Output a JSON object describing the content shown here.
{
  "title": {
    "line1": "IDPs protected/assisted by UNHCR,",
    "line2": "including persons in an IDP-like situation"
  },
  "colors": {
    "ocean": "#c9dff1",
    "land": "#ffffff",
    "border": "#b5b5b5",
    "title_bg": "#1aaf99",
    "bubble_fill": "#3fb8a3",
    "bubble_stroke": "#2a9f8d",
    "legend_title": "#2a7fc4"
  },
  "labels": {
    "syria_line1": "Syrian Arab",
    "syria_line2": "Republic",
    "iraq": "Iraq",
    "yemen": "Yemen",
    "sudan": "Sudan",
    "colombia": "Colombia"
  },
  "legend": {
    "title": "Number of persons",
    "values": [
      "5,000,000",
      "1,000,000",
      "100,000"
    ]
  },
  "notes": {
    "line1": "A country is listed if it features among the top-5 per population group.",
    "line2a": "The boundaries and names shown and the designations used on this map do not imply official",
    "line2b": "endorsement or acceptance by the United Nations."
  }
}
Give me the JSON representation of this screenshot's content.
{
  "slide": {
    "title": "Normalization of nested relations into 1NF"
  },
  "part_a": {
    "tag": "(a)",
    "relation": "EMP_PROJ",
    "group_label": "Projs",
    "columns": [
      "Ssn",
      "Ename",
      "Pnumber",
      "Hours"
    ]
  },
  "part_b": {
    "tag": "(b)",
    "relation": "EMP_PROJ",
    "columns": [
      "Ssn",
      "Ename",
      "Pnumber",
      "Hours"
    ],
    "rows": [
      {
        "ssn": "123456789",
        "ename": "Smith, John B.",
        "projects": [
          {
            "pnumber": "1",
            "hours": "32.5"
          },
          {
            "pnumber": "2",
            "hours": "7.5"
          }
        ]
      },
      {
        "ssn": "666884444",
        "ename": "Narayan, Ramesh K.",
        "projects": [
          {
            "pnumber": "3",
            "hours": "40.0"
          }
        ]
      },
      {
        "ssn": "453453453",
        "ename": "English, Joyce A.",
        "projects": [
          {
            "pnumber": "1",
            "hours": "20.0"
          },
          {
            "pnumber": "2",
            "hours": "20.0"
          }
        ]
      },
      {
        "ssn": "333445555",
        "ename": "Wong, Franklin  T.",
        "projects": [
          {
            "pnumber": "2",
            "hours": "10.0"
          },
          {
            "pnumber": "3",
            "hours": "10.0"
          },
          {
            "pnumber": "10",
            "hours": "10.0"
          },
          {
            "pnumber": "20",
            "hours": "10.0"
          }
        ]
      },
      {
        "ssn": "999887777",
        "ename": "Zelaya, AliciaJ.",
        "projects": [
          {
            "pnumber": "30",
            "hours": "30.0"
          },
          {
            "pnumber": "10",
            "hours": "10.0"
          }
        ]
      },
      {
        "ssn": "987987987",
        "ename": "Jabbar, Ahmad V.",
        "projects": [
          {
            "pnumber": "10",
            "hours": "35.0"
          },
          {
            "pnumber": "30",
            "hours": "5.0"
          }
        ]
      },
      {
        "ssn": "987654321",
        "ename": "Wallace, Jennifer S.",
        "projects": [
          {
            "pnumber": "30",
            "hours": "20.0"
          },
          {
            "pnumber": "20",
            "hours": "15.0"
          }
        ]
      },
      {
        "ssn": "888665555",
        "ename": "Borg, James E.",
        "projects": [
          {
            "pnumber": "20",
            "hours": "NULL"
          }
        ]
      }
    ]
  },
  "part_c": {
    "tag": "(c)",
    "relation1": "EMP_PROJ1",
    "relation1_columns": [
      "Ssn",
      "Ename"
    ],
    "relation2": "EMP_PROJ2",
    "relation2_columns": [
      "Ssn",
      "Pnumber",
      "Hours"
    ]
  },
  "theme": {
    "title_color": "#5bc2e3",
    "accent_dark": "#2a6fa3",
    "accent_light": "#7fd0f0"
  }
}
###
*Your instructions*. Make an exact copy of the material above.

*Expected answer*.
Output a JSON object describing the content shown here.
{
  "title": {
    "line1": "IDPs protected/assisted by UNHCR,",
    "line2": "including persons in an IDP-like situation"
  },
  "colors": {
    "ocean": "#c9dff1",
    "land": "#ffffff",
    "border": "#b5b5b5",
    "title_bg": "#1aaf99",
    "bubble_fill": "#3fb8a3",
    "bubble_stroke": "#2a9f8d",
    "legend_title": "#2a7fc4"
  },
  "labels": {
    "syria_line1": "Syrian Arab",
    "syria_line2": "Republic",
    "iraq": "Iraq",
    "yemen": "Yemen",
    "sudan": "Sudan",
    "colombia": "Colombia"
  },
  "legend": {
    "title": "Number of persons",
    "values": [
      "5,000,000",
      "1,000,000",
      "100,000"
    ]
  },
  "notes": {
    "line1": "A country is listed if it features among the top-5 per population group.",
    "line2a": "The boundaries and names shown and the designations used on this map do not imply official",
    "line2b": "endorsement or acceptance by the United Nations."
  }
}
Give me the JSON representation of this screenshot's content.
{
  "slide": {
    "title": "Normalization of nested relations into 1NF"
  },
  "part_a": {
    "tag": "(a)",
    "relation": "EMP_PROJ",
    "group_label": "Projs",
    "columns": [
      "Ssn",
      "Ename",
      "Pnumber",
      "Hours"
    ]
  },
  "part_b": {
    "tag": "(b)",
    "relation": "EMP_PROJ",
    "columns": [
      "Ssn",
      "Ename",
      "Pnumber",
      "Hours"
    ],
    "rows": [
      {
        "ssn": "123456789",
        "ename": "Smith, John B.",
        "projects": [
          {
            "pnumber": "1",
            "hours": "32.5"
          },
          {
            "pnumber": "2",
            "hours": "7.5"
          }
        ]
      },
      {
        "ssn": "666884444",
        "ename": "Narayan, Ramesh K.",
        "projects": [
          {
            "pnumber": "3",
            "hours": "40.0"
          }
        ]
      },
      {
        "ssn": "453453453",
        "ename": "English, Joyce A.",
        "projects": [
          {
            "pnumber": "1",
            "hours": "20.0"
          },
          {
            "pnumber": "2",
            "hours": "20.0"
          }
        ]
      },
      {
        "ssn": "333445555",
        "ename": "Wong, Franklin  T.",
        "projects": [
          {
            "pnumber": "2",
            "hours": "10.0"
          },
          {
            "pnumber": "3",
            "hours": "10.0"
          },
          {
            "pnumber": "10",
            "hours": "10.0"
          },
          {
            "pnumber": "20",
            "hours": "10.0"
          }
        ]
      },
      {
        "ssn": "999887777",
        "ename": "Zelaya, AliciaJ.",
        "projects": [
          {
            "pnumber": "30",
            "hours": "30.0"
          },
          {
            "pnumber": "10",
            "hours": "10.0"
          }
        ]
      },
      {
        "ssn": "987987987",
        "ename": "Jabbar, Ahmad V.",
        "projects": [
          {
            "pnumber": "10",
            "hours": "35.0"
          },
          {
            "pnumber": "30",
            "hours": "5.0"
          }
        ]
      },
      {
        "ssn": "987654321",
        "ename": "Wallace, Jennifer S.",
        "projects": [
          {
            "pnumber": "30",
            "hours": "20.0"
          },
          {
            "pnumber": "20",
            "hours": "15.0"
          }
        ]
      },
      {
        "ssn": "888665555",
        "ename": "Borg, James E.",
        "projects": [
          {
            "pnumber": "20",
            "hours": "NULL"
          }
        ]
      }
    ]
  },
  "part_c": {
    "tag": "(c)",
    "relation1": "EMP_PROJ1",
    "relation1_columns": [
      "Ssn",
      "Ename"
    ],
    "relation2": "EMP_PROJ2",
    "relation2_columns": [
      "Ssn",
      "Pnumber",
      "Hours"
    ]
  },
  "theme": {
    "title_color": "#5bc2e3",
    "accent_dark": "#2a6fa3",
    "accent_light": "#7fd0f0"
  }
}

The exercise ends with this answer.